> **Aim**: Each entry below should be reproduced character for character.
══ Input data ══
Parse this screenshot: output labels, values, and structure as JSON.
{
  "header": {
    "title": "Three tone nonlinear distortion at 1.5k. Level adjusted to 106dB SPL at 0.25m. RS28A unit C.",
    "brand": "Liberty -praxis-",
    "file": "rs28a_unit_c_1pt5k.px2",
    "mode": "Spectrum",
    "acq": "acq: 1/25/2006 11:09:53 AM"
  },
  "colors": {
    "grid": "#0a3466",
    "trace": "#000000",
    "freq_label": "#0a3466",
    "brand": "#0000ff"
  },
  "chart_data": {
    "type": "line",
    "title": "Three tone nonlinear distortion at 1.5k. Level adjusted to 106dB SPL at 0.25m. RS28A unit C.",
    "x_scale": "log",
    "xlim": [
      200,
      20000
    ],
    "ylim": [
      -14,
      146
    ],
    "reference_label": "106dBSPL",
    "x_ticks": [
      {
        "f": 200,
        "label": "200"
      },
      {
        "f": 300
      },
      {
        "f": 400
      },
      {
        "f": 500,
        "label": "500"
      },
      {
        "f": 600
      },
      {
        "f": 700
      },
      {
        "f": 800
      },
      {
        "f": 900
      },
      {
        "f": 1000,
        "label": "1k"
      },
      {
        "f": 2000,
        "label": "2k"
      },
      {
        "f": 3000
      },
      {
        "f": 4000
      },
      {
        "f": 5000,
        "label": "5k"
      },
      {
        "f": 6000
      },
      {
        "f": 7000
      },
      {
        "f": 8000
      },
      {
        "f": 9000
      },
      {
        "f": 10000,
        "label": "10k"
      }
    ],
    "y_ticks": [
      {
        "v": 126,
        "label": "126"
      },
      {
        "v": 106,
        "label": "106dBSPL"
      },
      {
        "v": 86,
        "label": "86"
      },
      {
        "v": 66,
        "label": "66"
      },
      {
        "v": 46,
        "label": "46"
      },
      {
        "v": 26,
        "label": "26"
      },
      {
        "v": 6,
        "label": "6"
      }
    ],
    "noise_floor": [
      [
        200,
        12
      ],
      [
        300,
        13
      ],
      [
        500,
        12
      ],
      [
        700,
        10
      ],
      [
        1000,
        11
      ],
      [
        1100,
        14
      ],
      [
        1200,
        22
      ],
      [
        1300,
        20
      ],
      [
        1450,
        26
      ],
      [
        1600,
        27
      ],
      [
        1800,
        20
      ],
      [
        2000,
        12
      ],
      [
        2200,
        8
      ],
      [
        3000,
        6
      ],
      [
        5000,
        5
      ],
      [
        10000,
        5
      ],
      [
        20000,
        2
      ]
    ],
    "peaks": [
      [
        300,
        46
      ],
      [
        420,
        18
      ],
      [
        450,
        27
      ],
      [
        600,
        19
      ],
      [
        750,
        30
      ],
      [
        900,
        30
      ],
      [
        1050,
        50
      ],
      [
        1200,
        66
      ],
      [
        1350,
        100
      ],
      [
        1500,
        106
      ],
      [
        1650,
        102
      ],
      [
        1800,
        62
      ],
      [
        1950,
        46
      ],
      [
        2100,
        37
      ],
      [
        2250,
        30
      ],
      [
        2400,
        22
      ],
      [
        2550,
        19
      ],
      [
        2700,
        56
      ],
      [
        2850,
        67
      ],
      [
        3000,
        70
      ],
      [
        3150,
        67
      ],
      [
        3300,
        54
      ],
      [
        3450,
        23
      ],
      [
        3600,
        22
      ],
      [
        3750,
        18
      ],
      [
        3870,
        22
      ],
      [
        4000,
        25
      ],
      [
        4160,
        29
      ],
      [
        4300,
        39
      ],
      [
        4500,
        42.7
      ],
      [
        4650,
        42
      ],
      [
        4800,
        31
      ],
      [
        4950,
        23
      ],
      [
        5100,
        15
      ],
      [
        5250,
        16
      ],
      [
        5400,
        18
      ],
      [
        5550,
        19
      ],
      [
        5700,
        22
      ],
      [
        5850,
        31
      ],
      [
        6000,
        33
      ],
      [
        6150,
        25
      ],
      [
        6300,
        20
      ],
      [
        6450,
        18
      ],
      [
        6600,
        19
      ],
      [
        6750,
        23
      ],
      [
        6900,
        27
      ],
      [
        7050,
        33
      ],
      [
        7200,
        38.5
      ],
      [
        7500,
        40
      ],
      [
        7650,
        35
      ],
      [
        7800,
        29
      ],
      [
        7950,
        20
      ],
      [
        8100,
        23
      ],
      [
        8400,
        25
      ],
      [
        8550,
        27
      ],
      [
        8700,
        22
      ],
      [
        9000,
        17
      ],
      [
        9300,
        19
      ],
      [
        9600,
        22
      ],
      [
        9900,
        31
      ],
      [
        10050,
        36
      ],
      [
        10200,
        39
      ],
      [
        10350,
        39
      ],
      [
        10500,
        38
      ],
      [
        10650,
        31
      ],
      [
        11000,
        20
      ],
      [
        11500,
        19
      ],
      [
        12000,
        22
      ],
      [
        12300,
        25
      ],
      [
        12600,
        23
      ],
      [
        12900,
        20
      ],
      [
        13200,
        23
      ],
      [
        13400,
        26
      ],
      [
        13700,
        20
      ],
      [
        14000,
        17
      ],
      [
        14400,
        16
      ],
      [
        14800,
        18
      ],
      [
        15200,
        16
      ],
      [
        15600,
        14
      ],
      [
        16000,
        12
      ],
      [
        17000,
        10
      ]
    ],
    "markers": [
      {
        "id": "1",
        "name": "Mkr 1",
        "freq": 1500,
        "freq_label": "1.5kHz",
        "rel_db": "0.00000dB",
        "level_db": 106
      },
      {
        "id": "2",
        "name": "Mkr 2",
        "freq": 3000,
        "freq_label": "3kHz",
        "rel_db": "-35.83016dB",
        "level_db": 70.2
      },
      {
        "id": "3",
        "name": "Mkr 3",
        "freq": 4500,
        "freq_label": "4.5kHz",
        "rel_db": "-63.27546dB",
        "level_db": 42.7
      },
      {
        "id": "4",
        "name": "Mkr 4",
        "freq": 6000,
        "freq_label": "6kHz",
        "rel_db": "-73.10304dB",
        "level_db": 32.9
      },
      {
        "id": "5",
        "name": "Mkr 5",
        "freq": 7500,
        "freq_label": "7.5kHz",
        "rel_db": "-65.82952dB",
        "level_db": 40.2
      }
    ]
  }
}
═══
> **Answer in full**:
Parse this screenshot: output labels, values, and structure as JSON.
{
  "header": {
    "title": "Three tone nonlinear distortion at 1.5k. Level adjusted to 106dB SPL at 0.25m. RS28A unit C.",
    "brand": "Liberty -praxis-",
    "file": "rs28a_unit_c_1pt5k.px2",
    "mode": "Spectrum",
    "acq": "acq: 1/25/2006 11:09:53 AM"
  },
  "colors": {
    "grid": "#0a3466",
    "trace": "#000000",
    "freq_label": "#0a3466",
    "brand": "#0000ff"
  },
  "chart_data": {
    "type": "line",
    "title": "Three tone nonlinear distortion at 1.5k. Level adjusted to 106dB SPL at 0.25m. RS28A unit C.",
    "x_scale": "log",
    "xlim": [
      200,
      20000
    ],
    "ylim": [
      -14,
      146
    ],
    "reference_label": "106dBSPL",
    "x_ticks": [
      {
        "f": 200,
        "label": "200"
      },
      {
        "f": 300
      },
      {
        "f": 400
      },
      {
        "f": 500,
        "label": "500"
      },
      {
        "f": 600
      },
      {
        "f": 700
      },
      {
        "f": 800
      },
      {
        "f": 900
      },
      {
        "f": 1000,
        "label": "1k"
      },
      {
        "f": 2000,
        "label": "2k"
      },
      {
        "f": 3000
      },
      {
        "f": 4000
      },
      {
        "f": 5000,
        "label": "5k"
      },
      {
        "f": 6000
      },
      {
        "f": 7000
      },
      {
        "f": 8000
      },
      {
        "f": 9000
      },
      {
        "f": 10000,
        "label": "10k"
      }
    ],
    "y_ticks": [
      {
        "v": 126,
        "label": "126"
      },
      {
        "v": 106,
        "label": "106dBSPL"
      },
      {
        "v": 86,
        "label": "86"
      },
      {
        "v": 66,
        "label": "66"
      },
      {
        "v": 46,
        "label": "46"
      },
      {
        "v": 26,
        "label": "26"
      },
      {
        "v": 6,
        "label": "6"
      }
    ],
    "noise_floor": [
      [
        200,
        12
      ],
      [
        300,
        13
      ],
      [
        500,
        12
      ],
      [
        700,
        10
      ],
      [
        1000,
        11
      ],
      [
        1100,
        14
      ],
      [
        1200,
        22
      ],
      [
        1300,
        20
      ],
      [
        1450,
        26
      ],
      [
        1600,
        27
      ],
      [
        1800,
        20
      ],
      [
        2000,
        12
      ],
      [
        2200,
        8
      ],
      [
        3000,
        6
      ],
      [
        5000,
        5
      ],
      [
        10000,
        5
      ],
      [
        20000,
        2
      ]
    ],
    "peaks": [
      [
        300,
        46
      ],
      [
        420,
        18
      ],
      [
        450,
        27
      ],
      [
        600,
        19
      ],
      [
        750,
        30
      ],
      [
        900,
        30
      ],
      [
        1050,
        50
      ],
      [
        1200,
        66
      ],
      [
        1350,
        100
      ],
      [
        1500,
        106
      ],
      [
        1650,
        102
      ],
      [
        1800,
        62
      ],
      [
        1950,
        46
      ],
      [
        2100,
        37
      ],
      [
        2250,
        30
      ],
      [
        2400,
        22
      ],
      [
        2550,
        19
      ],
      [
        2700,
        56
      ],
      [
        2850,
        67
      ],
      [
        3000,
        70
      ],
      [
        3150,
        67
      ],
      [
        3300,
        54
      ],
      [
        3450,
        23
      ],
      [
        3600,
        22
      ],
      [
        3750,
        18
      ],
      [
        3870,
        22
      ],
      [
        4000,
        25
      ],
      [
        4160,
        29
      ],
      [
        4300,
        39
      ],
      [
        4500,
        42.7
      ],
      [
        4650,
        42
      ],
      [
        4800,
        31
      ],
      [
        4950,
        23
      ],
      [
        5100,
        15
      ],
      [
        5250,
        16
      ],
      [
        5400,
        18
      ],
      [
        5550,
        19
      ],
      [
        5700,
        22
      ],
      [
        5850,
        31
      ],
      [
        6000,
        33
      ],
      [
        6150,
        25
      ],
      [
        6300,
        20
      ],
      [
        6450,
        18
      ],
      [
        6600,
        19
      ],
      [
        6750,
        23
      ],
      [
        6900,
        27
      ],
      [
        7050,
        33
      ],
      [
        7200,
        38.5
      ],
      [
        7500,
        40
      ],
      [
        7650,
        35
      ],
      [
        7800,
        29
      ],
      [
        7950,
        20
      ],
      [
        8100,
        23
      ],
      [
        8400,
        25
      ],
      [
        8550,
        27
      ],
      [
        8700,
        22
      ],
      [
        9000,
        17
      ],
      [
        9300,
        19
      ],
      [
        9600,
        22
      ],
      [
        9900,
        31
      ],
      [
        10050,
        36
      ],
      [
        10200,
        39
      ],
      [
        10350,
        39
      ],
      [
        10500,
        38
      ],
      [
        10650,
        31
      ],
      [
        11000,
        20
      ],
      [
        11500,
        19
      ],
      [
        12000,
        22
      ],
      [
        12300,
        25
      ],
      [
        12600,
        23
      ],
      [
        12900,
        20
      ],
      [
        13200,
        23
      ],
      [
        13400,
        26
      ],
      [
        13700,
        20
      ],
      [
        14000,
        17
      ],
      [
        14400,
        16
      ],
      [
        14800,
        18
      ],
      [
        15200,
        16
      ],
      [
        15600,
        14
      ],
      [
        16000,
        12
      ],
      [
        17000,
        10
      ]
    ],
    "markers": [
      {
        "id": "1",
        "name": "Mkr 1",
        "freq": 1500,
        "freq_label": "1.5kHz",
        "rel_db": "0.00000dB",
        "level_db": 106
      },
      {
        "id": "2",
        "name": "Mkr 2",
        "freq": 3000,
        "freq_label": "3kHz",
        "rel_db": "-35.83016dB",
        "level_db": 70.2
      },
      {
        "id": "3",
        "name": "Mkr 3",
        "freq": 4500,
        "freq_label": "4.5kHz",
        "rel_db": "-63.27546dB",
        "level_db": 42.7
      },
      {
        "id": "4",
        "name": "Mkr 4",
        "freq": 6000,
        "freq_label": "6kHz",
        "rel_db": "-73.10304dB",
        "level_db": 32.9
      },
      {
        "id": "5",
        "name": "Mkr 5",
        "freq": 7500,
        "freq_label": "7.5kHz",
        "rel_db": "-65.82952dB",
        "level_db": 40.2
      }
    ]
  }
}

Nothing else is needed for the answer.